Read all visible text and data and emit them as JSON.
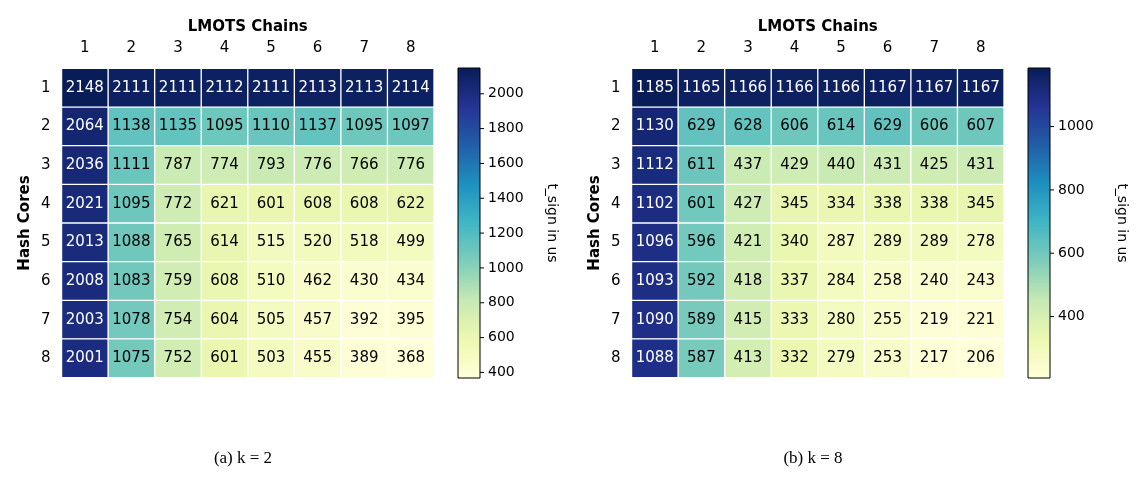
{
  "chart_data": [
    {
      "type": "heatmap",
      "xlabel": "LMOTS Chains",
      "ylabel": "Hash Cores",
      "clabel": "t_sign in us",
      "annotations": [
        "(a) k = 2"
      ],
      "categories": [
        "1",
        "2",
        "3",
        "4",
        "5",
        "6",
        "7",
        "8"
      ],
      "y_categories": [
        "1",
        "2",
        "3",
        "4",
        "5",
        "6",
        "7",
        "8"
      ],
      "cells": [
        [
          2148,
          2111,
          2111,
          2112,
          2111,
          2113,
          2113,
          2114
        ],
        [
          2064,
          1138,
          1135,
          1095,
          1110,
          1137,
          1095,
          1097
        ],
        [
          2036,
          1111,
          787,
          774,
          793,
          776,
          766,
          776
        ],
        [
          2021,
          1095,
          772,
          621,
          601,
          608,
          608,
          622
        ],
        [
          2013,
          1088,
          765,
          614,
          515,
          520,
          518,
          499
        ],
        [
          2008,
          1083,
          759,
          608,
          510,
          462,
          430,
          434
        ],
        [
          2003,
          1078,
          754,
          604,
          505,
          457,
          392,
          395
        ],
        [
          2001,
          1075,
          752,
          601,
          503,
          455,
          389,
          368
        ]
      ],
      "clim": [
        368,
        2148
      ],
      "cticks": [
        400,
        600,
        800,
        1000,
        1200,
        1400,
        1600,
        1800,
        2000
      ],
      "data_labels": true
    },
    {
      "type": "heatmap",
      "xlabel": "LMOTS Chains",
      "ylabel": "Hash Cores",
      "clabel": "t_sign in us",
      "annotations": [
        "(b) k = 8"
      ],
      "categories": [
        "1",
        "2",
        "3",
        "4",
        "5",
        "6",
        "7",
        "8"
      ],
      "y_categories": [
        "1",
        "2",
        "3",
        "4",
        "5",
        "6",
        "7",
        "8"
      ],
      "cells": [
        [
          1185,
          1165,
          1166,
          1166,
          1166,
          1167,
          1167,
          1167
        ],
        [
          1130,
          629,
          628,
          606,
          614,
          629,
          606,
          607
        ],
        [
          1112,
          611,
          437,
          429,
          440,
          431,
          425,
          431
        ],
        [
          1102,
          601,
          427,
          345,
          334,
          338,
          338,
          345
        ],
        [
          1096,
          596,
          421,
          340,
          287,
          289,
          289,
          278
        ],
        [
          1093,
          592,
          418,
          337,
          284,
          258,
          240,
          243
        ],
        [
          1090,
          589,
          415,
          333,
          280,
          255,
          219,
          221
        ],
        [
          1088,
          587,
          413,
          332,
          279,
          253,
          217,
          206
        ]
      ],
      "clim": [
        206,
        1185
      ],
      "cticks": [
        400,
        600,
        800,
        1000
      ],
      "data_labels": true
    }
  ]
}
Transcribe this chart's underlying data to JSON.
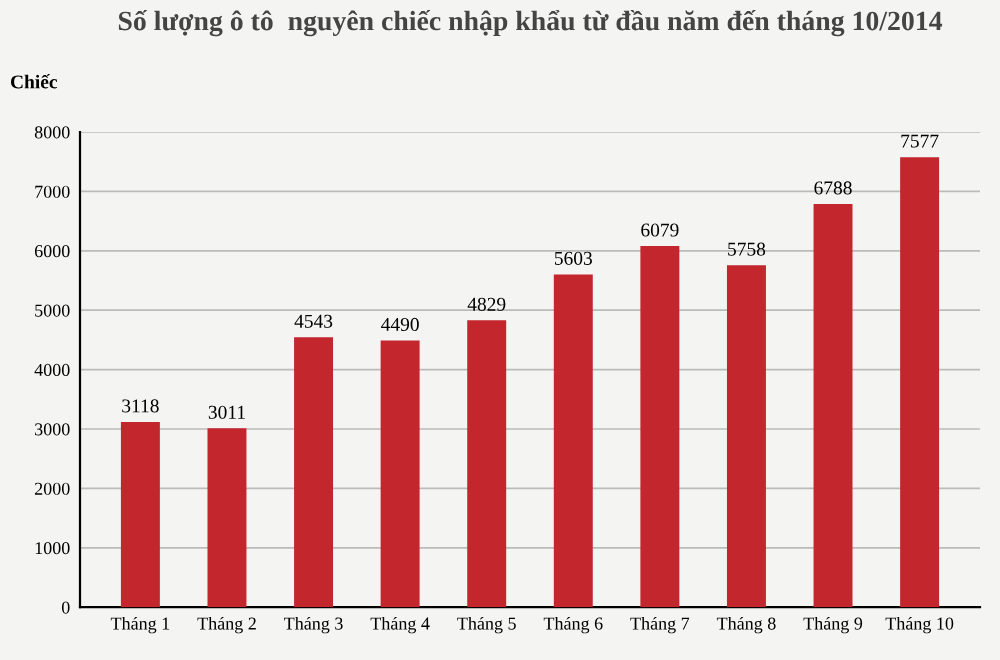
{
  "chart_data": {
    "type": "bar",
    "title": "Số lượng ô tô  nguyên chiếc nhập khẩu từ đầu năm đến tháng 10/2014",
    "ylabel": "Chiếc",
    "categories": [
      "Tháng 1",
      "Tháng 2",
      "Tháng 3",
      "Tháng 4",
      "Tháng 5",
      "Tháng 6",
      "Tháng 7",
      "Tháng 8",
      "Tháng 9",
      "Tháng 10"
    ],
    "values": [
      3118,
      3011,
      4543,
      4490,
      4829,
      5603,
      6079,
      5758,
      6788,
      7577
    ],
    "color": "#c4262e",
    "ylim": [
      0,
      8000
    ],
    "yticks": [
      0,
      1000,
      2000,
      3000,
      4000,
      5000,
      6000,
      7000,
      8000
    ],
    "grid": "y",
    "data_labels": true,
    "legend": false
  }
}
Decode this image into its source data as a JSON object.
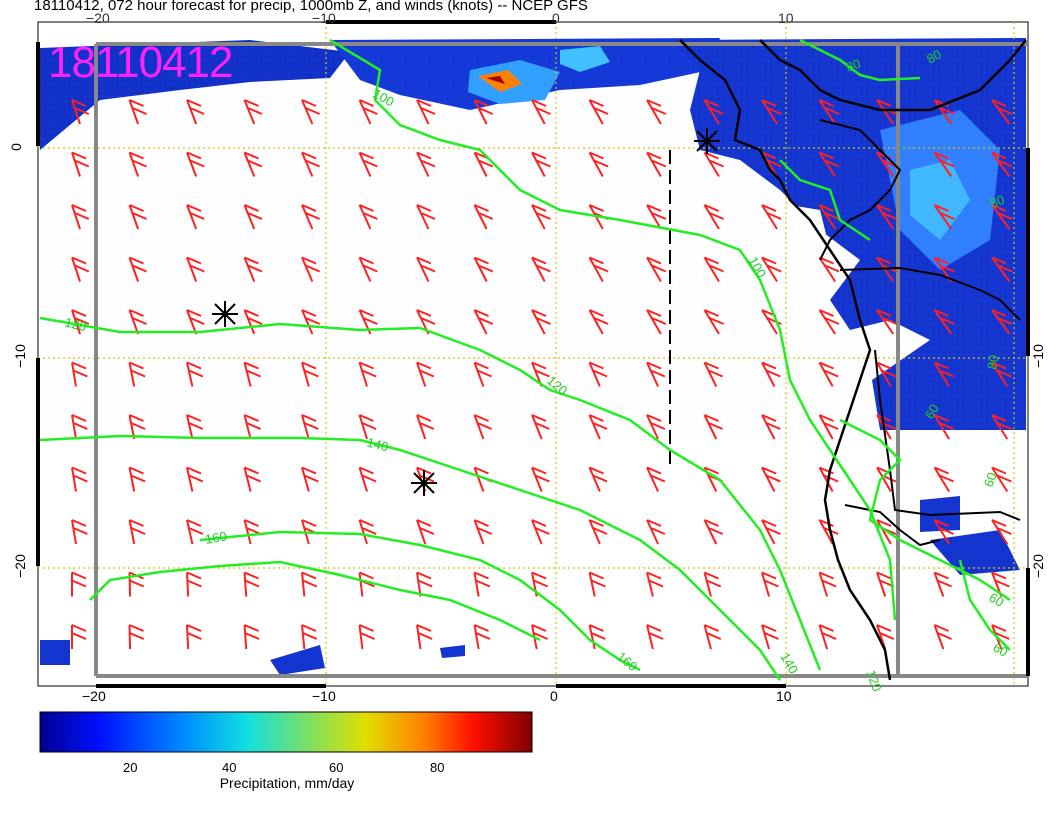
{
  "header": {
    "title": "18110412, 072 hour forecast for precip, 1000mb Z, and winds (knots) -- NCEP GFS",
    "stamp": "18110412"
  },
  "axes": {
    "x_ticks": [
      "−20",
      "−10",
      "0",
      "10"
    ],
    "y_ticks": [
      "0",
      "−10",
      "−20"
    ],
    "y_ticks_right": [
      "−10",
      "−20"
    ]
  },
  "contours": {
    "labels": [
      "100",
      "100",
      "120",
      "120",
      "140",
      "160",
      "160",
      "140",
      "120",
      "80",
      "80",
      "80",
      "60",
      "60",
      "60",
      "60",
      "80"
    ],
    "color": "#22ee22"
  },
  "colorbar": {
    "ticks": [
      "20",
      "40",
      "60",
      "80"
    ],
    "label": "Precipitation, mm/day",
    "range": [
      0,
      100
    ]
  },
  "colors": {
    "wind_barbs": "#ff2020",
    "coast": "#000000",
    "grid": "#d6c400",
    "stamp": "#ff22ff"
  },
  "icons": {
    "pressure_center_marks": "asterisk-icon"
  }
}
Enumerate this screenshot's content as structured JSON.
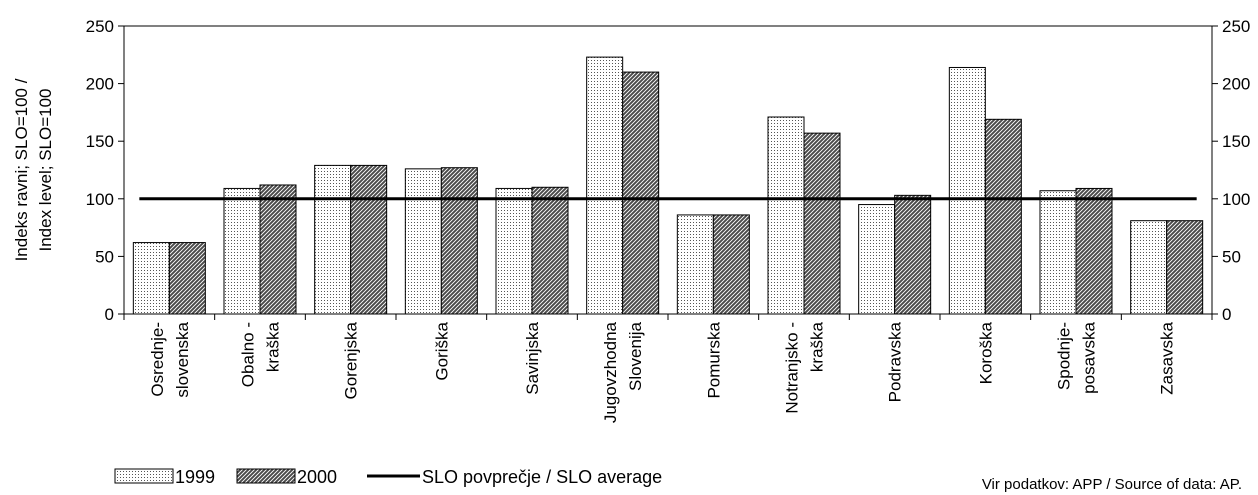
{
  "chart_data": {
    "type": "bar",
    "categories": [
      [
        "Osrednje-",
        "slovenska"
      ],
      [
        "Obalno -",
        "kraška"
      ],
      [
        "Gorenjska"
      ],
      [
        "Goriška"
      ],
      [
        "Savinjska"
      ],
      [
        "Jugovzhodna",
        "Slovenija"
      ],
      [
        "Pomurska"
      ],
      [
        "Notranjsko -",
        "kraška"
      ],
      [
        "Podravska"
      ],
      [
        "Koroška"
      ],
      [
        "Spodnje-",
        "posavska"
      ],
      [
        "Zasavska"
      ]
    ],
    "series": [
      {
        "name": "1999",
        "pattern": "dots",
        "values": [
          62,
          109,
          129,
          126,
          109,
          223,
          86,
          171,
          95,
          214,
          107,
          81
        ]
      },
      {
        "name": "2000",
        "pattern": "hatch",
        "values": [
          62,
          112,
          129,
          127,
          110,
          210,
          86,
          157,
          103,
          169,
          109,
          81
        ]
      }
    ],
    "reference_line": {
      "name": "SLO povprečje / SLO average",
      "value": 100
    },
    "ylabel": [
      "Indeks ravni; SLO=100 /",
      "Index level; SLO=100"
    ],
    "ylim": [
      0,
      250
    ],
    "yticks": [
      0,
      50,
      100,
      150,
      200,
      250
    ],
    "grid": false,
    "secondary_y_axis": true,
    "legend_position": "bottom-left",
    "source_note": "Vir podatkov: APP / Source of data: AP."
  }
}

Given task: Go through the listing above and quote it exactly, apart from its images.

Result of the exercise:
Read all visible text and data and emit them as JSON.
{
  "chart_data": [
    {
      "type": "heatmap",
      "xlabel": "LMOTS Chains",
      "ylabel": "Hash Cores",
      "clabel": "t_sign in us",
      "annotations": [
        "(a) k = 2"
      ],
      "categories": [
        "1",
        "2",
        "3",
        "4",
        "5",
        "6",
        "7",
        "8"
      ],
      "y_categories": [
        "1",
        "2",
        "3",
        "4",
        "5",
        "6",
        "7",
        "8"
      ],
      "cells": [
        [
          2148,
          2111,
          2111,
          2112,
          2111,
          2113,
          2113,
          2114
        ],
        [
          2064,
          1138,
          1135,
          1095,
          1110,
          1137,
          1095,
          1097
        ],
        [
          2036,
          1111,
          787,
          774,
          793,
          776,
          766,
          776
        ],
        [
          2021,
          1095,
          772,
          621,
          601,
          608,
          608,
          622
        ],
        [
          2013,
          1088,
          765,
          614,
          515,
          520,
          518,
          499
        ],
        [
          2008,
          1083,
          759,
          608,
          510,
          462,
          430,
          434
        ],
        [
          2003,
          1078,
          754,
          604,
          505,
          457,
          392,
          395
        ],
        [
          2001,
          1075,
          752,
          601,
          503,
          455,
          389,
          368
        ]
      ],
      "clim": [
        368,
        2148
      ],
      "cticks": [
        400,
        600,
        800,
        1000,
        1200,
        1400,
        1600,
        1800,
        2000
      ],
      "data_labels": true
    },
    {
      "type": "heatmap",
      "xlabel": "LMOTS Chains",
      "ylabel": "Hash Cores",
      "clabel": "t_sign in us",
      "annotations": [
        "(b) k = 8"
      ],
      "categories": [
        "1",
        "2",
        "3",
        "4",
        "5",
        "6",
        "7",
        "8"
      ],
      "y_categories": [
        "1",
        "2",
        "3",
        "4",
        "5",
        "6",
        "7",
        "8"
      ],
      "cells": [
        [
          1185,
          1165,
          1166,
          1166,
          1166,
          1167,
          1167,
          1167
        ],
        [
          1130,
          629,
          628,
          606,
          614,
          629,
          606,
          607
        ],
        [
          1112,
          611,
          437,
          429,
          440,
          431,
          425,
          431
        ],
        [
          1102,
          601,
          427,
          345,
          334,
          338,
          338,
          345
        ],
        [
          1096,
          596,
          421,
          340,
          287,
          289,
          289,
          278
        ],
        [
          1093,
          592,
          418,
          337,
          284,
          258,
          240,
          243
        ],
        [
          1090,
          589,
          415,
          333,
          280,
          255,
          219,
          221
        ],
        [
          1088,
          587,
          413,
          332,
          279,
          253,
          217,
          206
        ]
      ],
      "clim": [
        206,
        1185
      ],
      "cticks": [
        400,
        600,
        800,
        1000
      ],
      "data_labels": true
    }
  ]
}
Transcribe this chart's underlying data to JSON.
{
  "chart_data": {
    "type": "bar",
    "title": "Số lượng ô tô  nguyên chiếc nhập khẩu từ đầu năm đến tháng 10/2014",
    "ylabel": "Chiếc",
    "categories": [
      "Tháng 1",
      "Tháng 2",
      "Tháng 3",
      "Tháng 4",
      "Tháng 5",
      "Tháng 6",
      "Tháng 7",
      "Tháng 8",
      "Tháng 9",
      "Tháng 10"
    ],
    "values": [
      3118,
      3011,
      4543,
      4490,
      4829,
      5603,
      6079,
      5758,
      6788,
      7577
    ],
    "color": "#c4262e",
    "ylim": [
      0,
      8000
    ],
    "yticks": [
      0,
      1000,
      2000,
      3000,
      4000,
      5000,
      6000,
      7000,
      8000
    ],
    "grid": "y",
    "data_labels": true,
    "legend": false
  }
}
Decode this image into its source data as a JSON object.
{
  "header": {
    "title": "18110412, 072 hour forecast for precip, 1000mb Z, and winds (knots) -- NCEP GFS",
    "stamp": "18110412"
  },
  "axes": {
    "x_ticks": [
      "−20",
      "−10",
      "0",
      "10"
    ],
    "y_ticks": [
      "0",
      "−10",
      "−20"
    ],
    "y_ticks_right": [
      "−10",
      "−20"
    ]
  },
  "contours": {
    "labels": [
      "100",
      "100",
      "120",
      "120",
      "140",
      "160",
      "160",
      "140",
      "120",
      "80",
      "80",
      "80",
      "60",
      "60",
      "60",
      "60",
      "80"
    ],
    "color": "#22ee22"
  },
  "colorbar": {
    "ticks": [
      "20",
      "40",
      "60",
      "80"
    ],
    "label": "Precipitation, mm/day",
    "range": [
      0,
      100
    ]
  },
  "colors": {
    "wind_barbs": "#ff2020",
    "coast": "#000000",
    "grid": "#d6c400",
    "stamp": "#ff22ff"
  },
  "icons": {
    "pressure_center_marks": "asterisk-icon"
  }
}
Enumerate this screenshot's content as structured JSON.
{
  "chart_data": {
    "type": "bar",
    "categories": [
      [
        "Osrednje-",
        "slovenska"
      ],
      [
        "Obalno -",
        "kraška"
      ],
      [
        "Gorenjska"
      ],
      [
        "Goriška"
      ],
      [
        "Savinjska"
      ],
      [
        "Jugovzhodna",
        "Slovenija"
      ],
      [
        "Pomurska"
      ],
      [
        "Notranjsko -",
        "kraška"
      ],
      [
        "Podravska"
      ],
      [
        "Koroška"
      ],
      [
        "Spodnje-",
        "posavska"
      ],
      [
        "Zasavska"
      ]
    ],
    "series": [
      {
        "name": "1999",
        "pattern": "dots",
        "values": [
          62,
          109,
          129,
          126,
          109,
          223,
          86,
          171,
          95,
          214,
          107,
          81
        ]
      },
      {
        "name": "2000",
        "pattern": "hatch",
        "values": [
          62,
          112,
          129,
          127,
          110,
          210,
          86,
          157,
          103,
          169,
          109,
          81
        ]
      }
    ],
    "reference_line": {
      "name": "SLO povprečje / SLO average",
      "value": 100
    },
    "ylabel": [
      "Indeks ravni; SLO=100 /",
      "Index level; SLO=100"
    ],
    "ylim": [
      0,
      250
    ],
    "yticks": [
      0,
      50,
      100,
      150,
      200,
      250
    ],
    "grid": false,
    "secondary_y_axis": true,
    "legend_position": "bottom-left",
    "source_note": "Vir podatkov: APP / Source of data: AP."
  }
}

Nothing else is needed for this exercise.